BEGIN Provided material
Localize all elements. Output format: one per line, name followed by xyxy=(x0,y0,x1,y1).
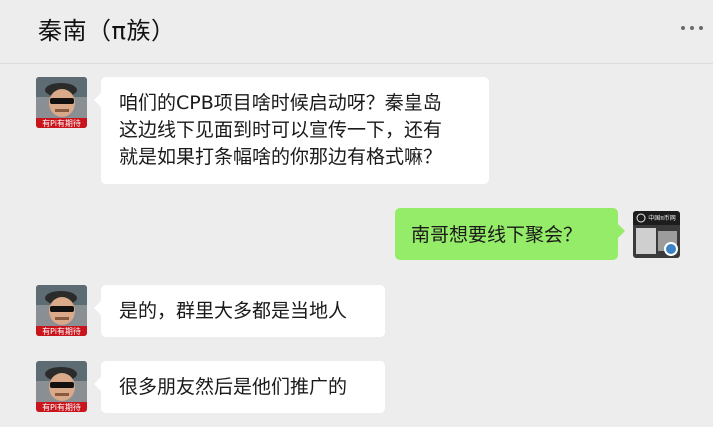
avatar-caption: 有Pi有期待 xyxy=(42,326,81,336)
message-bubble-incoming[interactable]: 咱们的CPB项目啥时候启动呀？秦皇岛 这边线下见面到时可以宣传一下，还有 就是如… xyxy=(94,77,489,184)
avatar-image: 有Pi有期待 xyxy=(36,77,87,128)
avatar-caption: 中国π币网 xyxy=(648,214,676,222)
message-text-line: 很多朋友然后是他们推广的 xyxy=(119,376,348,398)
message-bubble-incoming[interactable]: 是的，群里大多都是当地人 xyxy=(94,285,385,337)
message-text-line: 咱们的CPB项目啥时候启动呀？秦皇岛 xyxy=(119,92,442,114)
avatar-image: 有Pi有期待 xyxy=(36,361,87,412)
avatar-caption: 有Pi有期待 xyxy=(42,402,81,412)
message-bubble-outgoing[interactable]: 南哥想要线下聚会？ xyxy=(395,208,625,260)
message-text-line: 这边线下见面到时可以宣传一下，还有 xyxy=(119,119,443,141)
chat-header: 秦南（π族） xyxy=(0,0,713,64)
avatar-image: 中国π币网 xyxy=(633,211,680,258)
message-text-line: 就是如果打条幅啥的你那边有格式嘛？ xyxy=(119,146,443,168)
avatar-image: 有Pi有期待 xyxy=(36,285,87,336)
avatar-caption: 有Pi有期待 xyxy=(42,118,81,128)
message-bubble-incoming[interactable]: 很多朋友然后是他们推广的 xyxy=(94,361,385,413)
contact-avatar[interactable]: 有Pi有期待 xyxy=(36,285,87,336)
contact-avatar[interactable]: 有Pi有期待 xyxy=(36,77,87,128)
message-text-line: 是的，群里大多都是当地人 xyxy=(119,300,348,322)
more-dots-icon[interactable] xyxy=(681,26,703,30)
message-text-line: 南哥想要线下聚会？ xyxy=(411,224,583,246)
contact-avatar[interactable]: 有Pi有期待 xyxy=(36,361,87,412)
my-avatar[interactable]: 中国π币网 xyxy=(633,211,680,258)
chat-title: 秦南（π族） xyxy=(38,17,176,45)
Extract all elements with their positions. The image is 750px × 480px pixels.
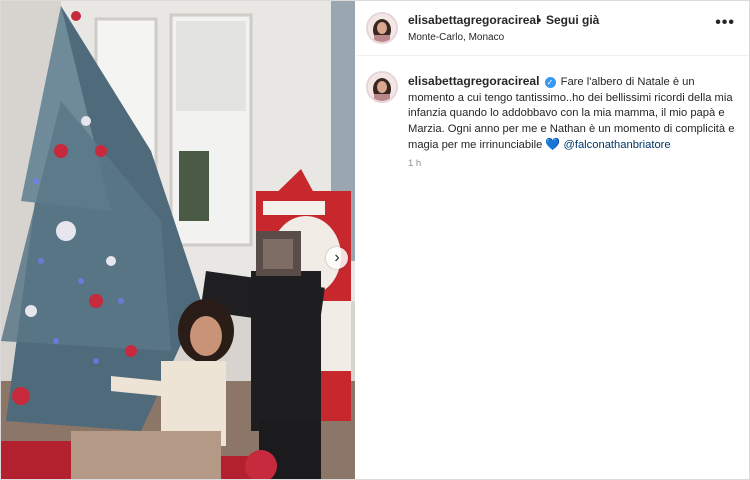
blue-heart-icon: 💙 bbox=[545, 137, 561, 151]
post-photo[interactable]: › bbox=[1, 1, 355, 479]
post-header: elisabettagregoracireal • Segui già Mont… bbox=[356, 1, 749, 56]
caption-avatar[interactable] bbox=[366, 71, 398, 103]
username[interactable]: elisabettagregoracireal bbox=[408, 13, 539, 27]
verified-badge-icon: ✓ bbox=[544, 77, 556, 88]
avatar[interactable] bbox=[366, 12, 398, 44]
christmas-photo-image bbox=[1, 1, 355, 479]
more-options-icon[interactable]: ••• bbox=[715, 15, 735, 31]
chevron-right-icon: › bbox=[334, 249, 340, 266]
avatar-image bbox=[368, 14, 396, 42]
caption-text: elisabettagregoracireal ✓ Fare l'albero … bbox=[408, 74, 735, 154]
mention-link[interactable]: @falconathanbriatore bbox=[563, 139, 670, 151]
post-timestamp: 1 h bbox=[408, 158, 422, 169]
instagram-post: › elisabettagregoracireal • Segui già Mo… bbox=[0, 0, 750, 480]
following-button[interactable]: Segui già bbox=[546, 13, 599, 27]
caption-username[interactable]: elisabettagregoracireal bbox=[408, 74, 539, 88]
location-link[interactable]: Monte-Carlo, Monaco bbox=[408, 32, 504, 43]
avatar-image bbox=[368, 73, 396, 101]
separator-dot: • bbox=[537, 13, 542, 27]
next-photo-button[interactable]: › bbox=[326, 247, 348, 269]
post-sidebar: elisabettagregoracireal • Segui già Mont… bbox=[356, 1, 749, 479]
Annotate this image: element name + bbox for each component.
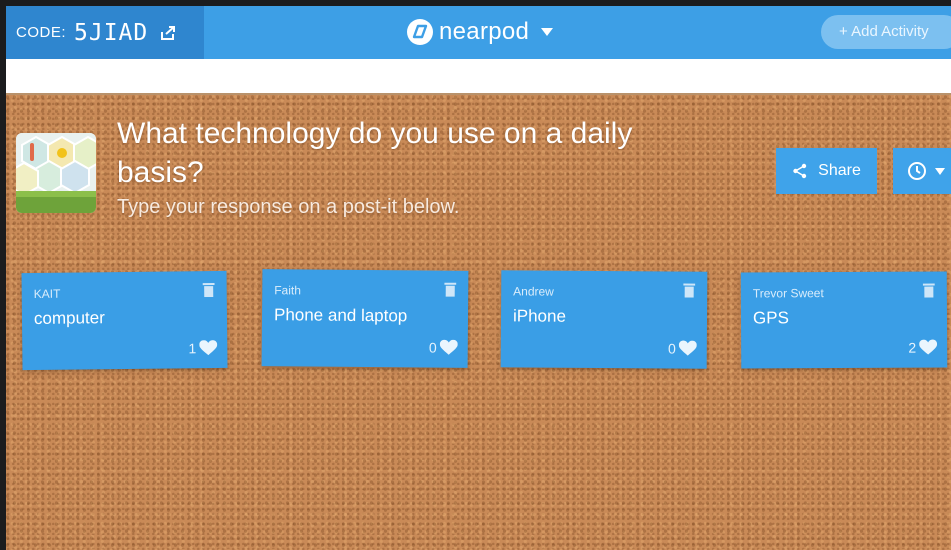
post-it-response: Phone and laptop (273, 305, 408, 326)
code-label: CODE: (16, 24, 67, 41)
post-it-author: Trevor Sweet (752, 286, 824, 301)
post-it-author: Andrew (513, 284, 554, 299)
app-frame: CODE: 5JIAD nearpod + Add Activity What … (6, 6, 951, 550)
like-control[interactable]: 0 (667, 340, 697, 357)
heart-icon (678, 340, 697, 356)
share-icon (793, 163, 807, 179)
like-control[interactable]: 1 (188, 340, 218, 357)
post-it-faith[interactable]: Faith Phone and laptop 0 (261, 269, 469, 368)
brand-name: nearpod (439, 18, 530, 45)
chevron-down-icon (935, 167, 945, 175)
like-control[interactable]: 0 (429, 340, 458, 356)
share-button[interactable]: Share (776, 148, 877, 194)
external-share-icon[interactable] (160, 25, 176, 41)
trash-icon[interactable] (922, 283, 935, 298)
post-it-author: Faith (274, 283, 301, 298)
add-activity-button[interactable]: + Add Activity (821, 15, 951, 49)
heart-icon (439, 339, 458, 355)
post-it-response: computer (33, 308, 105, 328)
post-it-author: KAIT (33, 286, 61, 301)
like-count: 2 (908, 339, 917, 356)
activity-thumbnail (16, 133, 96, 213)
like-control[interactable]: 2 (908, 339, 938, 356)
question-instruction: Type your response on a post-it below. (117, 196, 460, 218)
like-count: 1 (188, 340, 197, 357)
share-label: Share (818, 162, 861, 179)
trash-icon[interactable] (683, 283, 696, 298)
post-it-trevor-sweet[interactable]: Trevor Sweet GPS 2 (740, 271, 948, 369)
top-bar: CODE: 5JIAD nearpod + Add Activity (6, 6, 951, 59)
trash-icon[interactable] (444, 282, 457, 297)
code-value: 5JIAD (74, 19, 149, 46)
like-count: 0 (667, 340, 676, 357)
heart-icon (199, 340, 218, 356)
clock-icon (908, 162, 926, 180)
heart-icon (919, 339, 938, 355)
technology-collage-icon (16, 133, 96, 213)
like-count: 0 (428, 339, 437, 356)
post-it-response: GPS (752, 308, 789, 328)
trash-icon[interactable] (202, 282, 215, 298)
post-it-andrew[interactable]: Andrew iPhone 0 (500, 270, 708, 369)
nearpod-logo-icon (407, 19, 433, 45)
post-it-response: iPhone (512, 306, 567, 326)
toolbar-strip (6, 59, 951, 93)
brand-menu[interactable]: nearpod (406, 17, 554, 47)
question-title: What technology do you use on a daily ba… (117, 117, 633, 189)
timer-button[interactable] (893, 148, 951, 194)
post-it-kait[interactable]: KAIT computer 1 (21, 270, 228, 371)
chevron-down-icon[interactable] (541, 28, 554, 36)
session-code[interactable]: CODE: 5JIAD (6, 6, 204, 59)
END Provided material
• **Goal**: Could you copy every one of the records above character for character, leaving the pictures out?

• **Written answer**:
Localize all elements. Output format: one per line, name followed by xyxy=(x0,y0,x1,y1).
avatar-caption: 有Pi有期待 xyxy=(42,326,81,336)
message-bubble-incoming[interactable]: 咱们的CPB项目啥时候启动呀？秦皇岛 这边线下见面到时可以宣传一下，还有 就是如… xyxy=(94,77,489,184)
avatar-image: 有Pi有期待 xyxy=(36,77,87,128)
avatar-caption: 中国π币网 xyxy=(648,214,676,222)
message-text-line: 很多朋友然后是他们推广的 xyxy=(119,376,348,398)
message-bubble-incoming[interactable]: 是的，群里大多都是当地人 xyxy=(94,285,385,337)
message-text-line: 咱们的CPB项目啥时候启动呀？秦皇岛 xyxy=(119,92,442,114)
avatar-image: 有Pi有期待 xyxy=(36,361,87,412)
avatar-caption: 有Pi有期待 xyxy=(42,402,81,412)
message-bubble-outgoing[interactable]: 南哥想要线下聚会？ xyxy=(395,208,625,260)
message-text-line: 这边线下见面到时可以宣传一下，还有 xyxy=(119,119,443,141)
chat-header: 秦南（π族） xyxy=(0,0,713,64)
avatar-image: 中国π币网 xyxy=(633,211,680,258)
message-text-line: 就是如果打条幅啥的你那边有格式嘛？ xyxy=(119,146,443,168)
avatar-image: 有Pi有期待 xyxy=(36,285,87,336)
avatar-caption: 有Pi有期待 xyxy=(42,118,81,128)
message-bubble-incoming[interactable]: 很多朋友然后是他们推广的 xyxy=(94,361,385,413)
contact-avatar[interactable]: 有Pi有期待 xyxy=(36,285,87,336)
contact-avatar[interactable]: 有Pi有期待 xyxy=(36,77,87,128)
message-text-line: 是的，群里大多都是当地人 xyxy=(119,300,348,322)
more-dots-icon[interactable] xyxy=(681,26,703,30)
message-text-line: 南哥想要线下聚会？ xyxy=(411,224,583,246)
contact-avatar[interactable]: 有Pi有期待 xyxy=(36,361,87,412)
my-avatar[interactable]: 中国π币网 xyxy=(633,211,680,258)
chat-title: 秦南（π族） xyxy=(38,17,176,45)
Extract all elements with their positions. The image is 750px × 480px pixels.
blue-heart-icon: 💙 bbox=[545, 137, 561, 151]
post-photo[interactable]: › bbox=[1, 1, 355, 479]
post-header: elisabettagregoracireal • Segui già Mont… bbox=[356, 1, 749, 56]
caption-avatar[interactable] bbox=[366, 71, 398, 103]
username[interactable]: elisabettagregoracireal bbox=[408, 13, 539, 27]
verified-badge-icon: ✓ bbox=[544, 77, 556, 88]
avatar[interactable] bbox=[366, 12, 398, 44]
christmas-photo-image bbox=[1, 1, 355, 479]
more-options-icon[interactable]: ••• bbox=[715, 15, 735, 31]
chevron-right-icon: › bbox=[334, 249, 340, 266]
avatar-image bbox=[368, 14, 396, 42]
caption-text: elisabettagregoracireal ✓ Fare l'albero … bbox=[408, 74, 735, 154]
mention-link[interactable]: @falconathanbriatore bbox=[563, 139, 670, 151]
post-timestamp: 1 h bbox=[408, 158, 422, 169]
instagram-post: › elisabettagregoracireal • Segui già Mo… bbox=[0, 0, 750, 480]
following-button[interactable]: Segui già bbox=[546, 13, 599, 27]
caption-username[interactable]: elisabettagregoracireal bbox=[408, 74, 539, 88]
location-link[interactable]: Monte-Carlo, Monaco bbox=[408, 32, 504, 43]
avatar-image bbox=[368, 73, 396, 101]
separator-dot: • bbox=[537, 13, 542, 27]
next-photo-button[interactable]: › bbox=[326, 247, 348, 269]
post-sidebar: elisabettagregoracireal • Segui già Mont… bbox=[356, 1, 749, 479]
Annotate this image: element name + bbox for each component.
post-it-response: Phone and laptop (273, 305, 408, 326)
code-label: CODE: (16, 24, 67, 41)
post-it-author: Trevor Sweet (752, 286, 824, 301)
post-it-author: Andrew (513, 284, 554, 299)
app-frame: CODE: 5JIAD nearpod + Add Activity What … (6, 6, 951, 550)
like-control[interactable]: 0 (667, 340, 697, 357)
heart-icon (678, 340, 697, 356)
share-icon (793, 163, 807, 179)
like-control[interactable]: 1 (188, 340, 218, 357)
post-it-faith[interactable]: Faith Phone and laptop 0 (261, 269, 469, 368)
brand-name: nearpod (439, 18, 530, 45)
chevron-down-icon (935, 167, 945, 175)
like-control[interactable]: 0 (429, 340, 458, 356)
share-button[interactable]: Share (776, 148, 877, 194)
external-share-icon[interactable] (160, 25, 176, 41)
trash-icon[interactable] (922, 283, 935, 298)
post-it-author: Faith (274, 283, 301, 298)
add-activity-button[interactable]: + Add Activity (821, 15, 951, 49)
heart-icon (439, 339, 458, 355)
post-it-response: computer (33, 308, 105, 328)
post-it-author: KAIT (33, 286, 61, 301)
like-count: 2 (908, 339, 917, 356)
activity-thumbnail (16, 133, 96, 213)
like-control[interactable]: 2 (908, 339, 938, 356)
question-instruction: Type your response on a post-it below. (117, 196, 460, 218)
like-count: 1 (188, 340, 197, 357)
share-label: Share (818, 162, 861, 179)
trash-icon[interactable] (683, 283, 696, 298)
post-it-trevor-sweet[interactable]: Trevor Sweet GPS 2 (740, 271, 948, 369)
top-bar: CODE: 5JIAD nearpod + Add Activity (6, 6, 951, 59)
trash-icon[interactable] (444, 282, 457, 297)
code-value: 5JIAD (74, 19, 149, 46)
like-count: 0 (667, 340, 676, 357)
heart-icon (199, 340, 218, 356)
clock-icon (908, 162, 926, 180)
heart-icon (919, 339, 938, 355)
technology-collage-icon (16, 133, 96, 213)
like-count: 0 (428, 339, 437, 356)
post-it-response: GPS (752, 308, 789, 328)
trash-icon[interactable] (202, 282, 215, 298)
post-it-andrew[interactable]: Andrew iPhone 0 (500, 270, 708, 369)
nearpod-logo-icon (407, 19, 433, 45)
post-it-response: iPhone (512, 306, 567, 326)
toolbar-strip (6, 59, 951, 93)
brand-menu[interactable]: nearpod (406, 17, 554, 47)
question-title: What technology do you use on a daily ba… (117, 117, 633, 189)
timer-button[interactable] (893, 148, 951, 194)
post-it-kait[interactable]: KAIT computer 1 (21, 270, 228, 371)
chevron-down-icon[interactable] (541, 28, 554, 36)
session-code[interactable]: CODE: 5JIAD (6, 6, 204, 59)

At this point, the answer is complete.